**** Data to process

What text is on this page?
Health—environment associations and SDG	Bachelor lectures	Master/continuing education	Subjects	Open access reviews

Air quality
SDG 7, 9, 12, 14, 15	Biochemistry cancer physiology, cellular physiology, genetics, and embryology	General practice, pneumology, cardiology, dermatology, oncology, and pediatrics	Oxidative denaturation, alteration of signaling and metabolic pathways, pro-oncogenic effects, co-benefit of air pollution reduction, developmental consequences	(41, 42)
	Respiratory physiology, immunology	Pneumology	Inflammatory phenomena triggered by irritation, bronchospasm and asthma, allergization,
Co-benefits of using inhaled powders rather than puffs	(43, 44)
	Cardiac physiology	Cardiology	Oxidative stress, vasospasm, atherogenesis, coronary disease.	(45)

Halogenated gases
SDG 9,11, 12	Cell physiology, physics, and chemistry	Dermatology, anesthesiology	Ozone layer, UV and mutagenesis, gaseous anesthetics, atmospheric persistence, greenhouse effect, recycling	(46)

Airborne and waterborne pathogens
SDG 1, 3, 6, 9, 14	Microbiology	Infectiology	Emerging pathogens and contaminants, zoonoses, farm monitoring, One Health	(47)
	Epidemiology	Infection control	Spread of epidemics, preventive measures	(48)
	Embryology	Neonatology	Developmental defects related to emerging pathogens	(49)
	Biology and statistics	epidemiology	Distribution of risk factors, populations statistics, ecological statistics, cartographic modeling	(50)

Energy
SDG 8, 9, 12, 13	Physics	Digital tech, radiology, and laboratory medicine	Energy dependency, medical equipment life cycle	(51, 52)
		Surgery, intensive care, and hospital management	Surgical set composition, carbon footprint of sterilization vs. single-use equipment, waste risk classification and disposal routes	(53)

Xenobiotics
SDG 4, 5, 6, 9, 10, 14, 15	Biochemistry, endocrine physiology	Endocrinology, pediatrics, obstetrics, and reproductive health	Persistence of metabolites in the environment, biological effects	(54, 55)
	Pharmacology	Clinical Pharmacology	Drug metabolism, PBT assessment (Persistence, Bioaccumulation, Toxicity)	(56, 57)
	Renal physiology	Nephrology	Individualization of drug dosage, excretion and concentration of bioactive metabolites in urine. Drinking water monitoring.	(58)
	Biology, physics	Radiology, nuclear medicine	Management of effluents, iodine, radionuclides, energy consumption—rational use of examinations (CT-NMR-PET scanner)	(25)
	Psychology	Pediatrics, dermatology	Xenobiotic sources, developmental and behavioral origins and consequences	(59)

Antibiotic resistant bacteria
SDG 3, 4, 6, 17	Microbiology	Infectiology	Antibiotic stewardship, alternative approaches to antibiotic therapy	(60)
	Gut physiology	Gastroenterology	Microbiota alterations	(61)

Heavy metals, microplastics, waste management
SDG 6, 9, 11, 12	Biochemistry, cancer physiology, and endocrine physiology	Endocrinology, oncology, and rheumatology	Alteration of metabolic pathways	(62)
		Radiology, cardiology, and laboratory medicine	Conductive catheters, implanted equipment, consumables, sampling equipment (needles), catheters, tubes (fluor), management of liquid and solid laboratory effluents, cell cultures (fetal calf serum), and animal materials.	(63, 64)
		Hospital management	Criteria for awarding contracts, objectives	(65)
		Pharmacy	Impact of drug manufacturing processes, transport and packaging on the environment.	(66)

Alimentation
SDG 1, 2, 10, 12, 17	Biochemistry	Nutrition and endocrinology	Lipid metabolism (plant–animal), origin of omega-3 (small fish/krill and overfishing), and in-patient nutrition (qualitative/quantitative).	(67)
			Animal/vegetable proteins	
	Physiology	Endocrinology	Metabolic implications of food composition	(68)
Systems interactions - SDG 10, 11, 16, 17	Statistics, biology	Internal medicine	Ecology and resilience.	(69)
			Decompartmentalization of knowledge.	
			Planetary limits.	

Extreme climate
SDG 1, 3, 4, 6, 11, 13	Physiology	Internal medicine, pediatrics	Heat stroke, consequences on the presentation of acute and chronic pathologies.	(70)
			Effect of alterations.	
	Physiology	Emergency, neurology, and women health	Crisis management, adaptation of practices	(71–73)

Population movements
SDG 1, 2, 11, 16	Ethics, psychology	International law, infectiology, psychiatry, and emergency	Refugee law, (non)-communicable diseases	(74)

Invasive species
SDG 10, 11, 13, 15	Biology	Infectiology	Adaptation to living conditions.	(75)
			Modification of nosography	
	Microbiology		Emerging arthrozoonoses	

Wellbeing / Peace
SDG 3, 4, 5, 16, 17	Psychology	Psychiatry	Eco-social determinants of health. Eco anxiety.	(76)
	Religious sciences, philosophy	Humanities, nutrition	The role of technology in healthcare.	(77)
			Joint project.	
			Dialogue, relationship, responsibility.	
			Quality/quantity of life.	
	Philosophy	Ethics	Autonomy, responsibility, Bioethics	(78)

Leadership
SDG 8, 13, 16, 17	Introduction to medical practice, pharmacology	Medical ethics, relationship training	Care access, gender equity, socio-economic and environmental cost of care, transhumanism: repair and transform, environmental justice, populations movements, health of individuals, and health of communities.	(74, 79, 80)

********

Among the lines above, find those with the word "Antibiotic". Copy them.

Antibiotic resistant bacteria
SDG 3, 4, 6, 17	Microbiology	Infectiology	Antibiotic stewardship, alternative approaches to antibiotic therapy	(60)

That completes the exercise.